- **Required task**: Identify the lines holding "Afon" and copy them.

- **Records for this task**:

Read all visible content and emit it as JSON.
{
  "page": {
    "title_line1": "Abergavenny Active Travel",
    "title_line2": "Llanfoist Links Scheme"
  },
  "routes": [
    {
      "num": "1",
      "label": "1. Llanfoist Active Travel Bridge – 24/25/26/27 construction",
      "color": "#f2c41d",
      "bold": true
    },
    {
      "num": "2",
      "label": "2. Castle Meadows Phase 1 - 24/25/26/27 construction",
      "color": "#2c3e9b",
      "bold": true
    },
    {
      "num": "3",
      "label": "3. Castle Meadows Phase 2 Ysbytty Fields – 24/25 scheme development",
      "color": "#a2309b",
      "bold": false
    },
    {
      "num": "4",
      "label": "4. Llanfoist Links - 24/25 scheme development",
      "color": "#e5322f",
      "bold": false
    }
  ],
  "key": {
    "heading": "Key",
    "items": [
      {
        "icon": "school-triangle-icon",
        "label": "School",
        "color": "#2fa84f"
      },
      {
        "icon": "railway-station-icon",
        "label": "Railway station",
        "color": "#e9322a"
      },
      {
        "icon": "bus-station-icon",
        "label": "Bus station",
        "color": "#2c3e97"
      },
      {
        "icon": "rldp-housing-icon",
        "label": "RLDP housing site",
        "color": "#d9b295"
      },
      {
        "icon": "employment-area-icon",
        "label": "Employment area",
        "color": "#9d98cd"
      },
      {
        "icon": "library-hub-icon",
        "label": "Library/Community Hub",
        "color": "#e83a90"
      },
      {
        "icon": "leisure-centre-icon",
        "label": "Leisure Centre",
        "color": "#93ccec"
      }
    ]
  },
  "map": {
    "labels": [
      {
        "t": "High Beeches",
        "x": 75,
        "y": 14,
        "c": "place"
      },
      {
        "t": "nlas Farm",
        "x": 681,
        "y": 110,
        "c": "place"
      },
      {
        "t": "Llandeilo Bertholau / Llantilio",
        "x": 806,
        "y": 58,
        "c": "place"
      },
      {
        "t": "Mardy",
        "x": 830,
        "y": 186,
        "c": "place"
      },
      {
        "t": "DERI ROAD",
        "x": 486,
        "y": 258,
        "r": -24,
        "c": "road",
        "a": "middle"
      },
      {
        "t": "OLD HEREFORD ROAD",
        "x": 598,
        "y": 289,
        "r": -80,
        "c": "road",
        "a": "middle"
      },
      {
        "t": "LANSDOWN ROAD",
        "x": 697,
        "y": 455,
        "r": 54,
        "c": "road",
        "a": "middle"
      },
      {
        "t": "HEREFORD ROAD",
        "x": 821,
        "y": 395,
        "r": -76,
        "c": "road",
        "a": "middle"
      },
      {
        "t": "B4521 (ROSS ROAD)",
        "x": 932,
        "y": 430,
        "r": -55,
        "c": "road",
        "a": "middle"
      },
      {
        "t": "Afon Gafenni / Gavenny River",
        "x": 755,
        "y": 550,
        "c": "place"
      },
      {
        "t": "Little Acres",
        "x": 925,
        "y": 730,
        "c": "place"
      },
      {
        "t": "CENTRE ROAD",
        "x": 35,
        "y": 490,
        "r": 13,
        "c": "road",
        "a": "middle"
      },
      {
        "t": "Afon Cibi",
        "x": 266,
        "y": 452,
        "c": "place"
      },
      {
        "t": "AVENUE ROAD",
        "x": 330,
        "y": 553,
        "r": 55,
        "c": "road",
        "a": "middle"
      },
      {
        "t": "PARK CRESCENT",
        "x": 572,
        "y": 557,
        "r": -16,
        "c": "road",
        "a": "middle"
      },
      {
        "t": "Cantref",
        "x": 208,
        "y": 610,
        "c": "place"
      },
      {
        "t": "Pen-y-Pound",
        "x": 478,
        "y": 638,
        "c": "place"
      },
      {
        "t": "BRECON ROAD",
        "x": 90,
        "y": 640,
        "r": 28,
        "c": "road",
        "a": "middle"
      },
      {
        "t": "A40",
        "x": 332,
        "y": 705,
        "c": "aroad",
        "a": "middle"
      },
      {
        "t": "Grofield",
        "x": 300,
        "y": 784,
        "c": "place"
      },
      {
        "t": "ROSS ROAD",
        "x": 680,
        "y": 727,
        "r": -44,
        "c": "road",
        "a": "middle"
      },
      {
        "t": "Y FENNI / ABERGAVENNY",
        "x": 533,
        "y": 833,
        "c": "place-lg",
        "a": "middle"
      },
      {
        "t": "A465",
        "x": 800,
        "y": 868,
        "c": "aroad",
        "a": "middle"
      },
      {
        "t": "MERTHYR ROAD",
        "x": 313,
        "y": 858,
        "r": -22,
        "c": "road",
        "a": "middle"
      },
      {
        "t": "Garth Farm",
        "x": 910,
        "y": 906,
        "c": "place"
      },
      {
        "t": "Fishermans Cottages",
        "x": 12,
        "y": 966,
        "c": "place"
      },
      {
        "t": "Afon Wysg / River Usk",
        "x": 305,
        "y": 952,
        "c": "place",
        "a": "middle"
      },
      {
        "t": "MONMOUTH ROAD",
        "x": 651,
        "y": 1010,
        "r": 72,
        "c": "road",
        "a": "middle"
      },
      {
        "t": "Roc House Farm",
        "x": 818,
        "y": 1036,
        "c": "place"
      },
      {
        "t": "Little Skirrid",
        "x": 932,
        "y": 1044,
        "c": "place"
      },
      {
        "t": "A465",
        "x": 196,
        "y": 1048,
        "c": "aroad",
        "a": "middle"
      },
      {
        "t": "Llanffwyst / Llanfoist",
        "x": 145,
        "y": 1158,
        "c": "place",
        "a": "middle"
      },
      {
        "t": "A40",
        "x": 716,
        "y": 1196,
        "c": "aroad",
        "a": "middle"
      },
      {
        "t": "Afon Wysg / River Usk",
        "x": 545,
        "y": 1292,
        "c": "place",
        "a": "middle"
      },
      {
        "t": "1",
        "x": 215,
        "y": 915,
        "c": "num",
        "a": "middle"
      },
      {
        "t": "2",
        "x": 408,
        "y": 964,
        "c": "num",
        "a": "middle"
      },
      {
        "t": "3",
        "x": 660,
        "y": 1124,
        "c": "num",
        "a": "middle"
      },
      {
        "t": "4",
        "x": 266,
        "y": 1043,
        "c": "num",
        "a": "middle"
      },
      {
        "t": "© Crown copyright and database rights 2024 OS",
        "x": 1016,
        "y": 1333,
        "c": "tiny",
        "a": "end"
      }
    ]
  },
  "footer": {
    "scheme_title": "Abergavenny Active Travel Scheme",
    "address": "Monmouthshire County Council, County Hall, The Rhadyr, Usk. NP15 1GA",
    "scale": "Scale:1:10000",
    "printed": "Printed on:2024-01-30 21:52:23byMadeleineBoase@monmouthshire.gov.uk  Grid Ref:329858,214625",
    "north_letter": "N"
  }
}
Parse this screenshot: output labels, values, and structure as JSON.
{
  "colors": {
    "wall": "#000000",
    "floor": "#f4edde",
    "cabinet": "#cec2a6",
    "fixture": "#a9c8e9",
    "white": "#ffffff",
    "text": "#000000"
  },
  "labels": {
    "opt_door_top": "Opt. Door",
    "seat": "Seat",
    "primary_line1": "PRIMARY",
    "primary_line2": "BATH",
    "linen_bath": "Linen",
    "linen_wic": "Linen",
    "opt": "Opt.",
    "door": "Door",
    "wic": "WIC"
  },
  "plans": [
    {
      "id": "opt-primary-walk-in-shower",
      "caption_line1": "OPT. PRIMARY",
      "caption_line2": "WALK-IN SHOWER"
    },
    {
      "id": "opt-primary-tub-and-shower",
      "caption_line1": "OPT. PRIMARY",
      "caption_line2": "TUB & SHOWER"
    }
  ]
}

- **The answer**:
        "t": "Afon Gafenni / Gavenny River",
        "t": "Afon Cibi",
        "t": "Afon Wysg / River Usk",
        "t": "Afon Wysg / River Usk",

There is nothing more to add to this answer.